Stored items:
- - - - - - -

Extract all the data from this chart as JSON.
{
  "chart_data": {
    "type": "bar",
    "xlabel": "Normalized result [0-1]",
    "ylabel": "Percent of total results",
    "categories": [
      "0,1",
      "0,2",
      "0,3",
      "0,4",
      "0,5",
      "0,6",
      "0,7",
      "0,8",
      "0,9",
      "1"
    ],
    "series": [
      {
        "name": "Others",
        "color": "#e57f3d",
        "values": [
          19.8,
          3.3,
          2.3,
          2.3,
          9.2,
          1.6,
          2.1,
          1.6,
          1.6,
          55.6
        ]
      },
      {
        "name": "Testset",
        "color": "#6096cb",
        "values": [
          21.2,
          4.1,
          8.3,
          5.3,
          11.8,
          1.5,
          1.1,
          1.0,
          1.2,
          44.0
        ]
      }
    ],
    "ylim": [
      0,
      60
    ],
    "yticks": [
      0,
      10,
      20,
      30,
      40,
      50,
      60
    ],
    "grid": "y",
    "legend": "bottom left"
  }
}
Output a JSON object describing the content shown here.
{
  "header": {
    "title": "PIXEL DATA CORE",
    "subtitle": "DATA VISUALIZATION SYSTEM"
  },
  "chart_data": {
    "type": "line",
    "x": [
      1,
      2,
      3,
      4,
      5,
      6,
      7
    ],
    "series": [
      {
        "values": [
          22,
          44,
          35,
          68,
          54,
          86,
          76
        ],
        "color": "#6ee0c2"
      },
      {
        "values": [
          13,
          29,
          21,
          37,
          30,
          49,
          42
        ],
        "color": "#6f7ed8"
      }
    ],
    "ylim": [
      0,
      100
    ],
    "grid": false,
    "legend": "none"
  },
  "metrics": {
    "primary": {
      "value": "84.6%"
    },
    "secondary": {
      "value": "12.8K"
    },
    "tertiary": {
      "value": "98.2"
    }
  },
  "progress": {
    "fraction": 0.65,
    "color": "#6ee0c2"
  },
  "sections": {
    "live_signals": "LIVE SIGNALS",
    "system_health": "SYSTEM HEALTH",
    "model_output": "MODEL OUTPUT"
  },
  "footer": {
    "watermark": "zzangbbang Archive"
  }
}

- - - - - - -

Aim of the exercise: Begin at the line containing "Output a JSON" and reproduce each line through the end of the records above.

The solution:
Output a JSON object describing the content shown here.
{
  "header": {
    "title": "PIXEL DATA CORE",
    "subtitle": "DATA VISUALIZATION SYSTEM"
  },
  "chart_data": {
    "type": "line",
    "x": [
      1,
      2,
      3,
      4,
      5,
      6,
      7
    ],
    "series": [
      {
        "values": [
          22,
          44,
          35,
          68,
          54,
          86,
          76
        ],
        "color": "#6ee0c2"
      },
      {
        "values": [
          13,
          29,
          21,
          37,
          30,
          49,
          42
        ],
        "color": "#6f7ed8"
      }
    ],
    "ylim": [
      0,
      100
    ],
    "grid": false,
    "legend": "none"
  },
  "metrics": {
    "primary": {
      "value": "84.6%"
    },
    "secondary": {
      "value": "12.8K"
    },
    "tertiary": {
      "value": "98.2"
    }
  },
  "progress": {
    "fraction": 0.65,
    "color": "#6ee0c2"
  },
  "sections": {
    "live_signals": "LIVE SIGNALS",
    "system_health": "SYSTEM HEALTH",
    "model_output": "MODEL OUTPUT"
  },
  "footer": {
    "watermark": "zzangbbang Archive"
  }
}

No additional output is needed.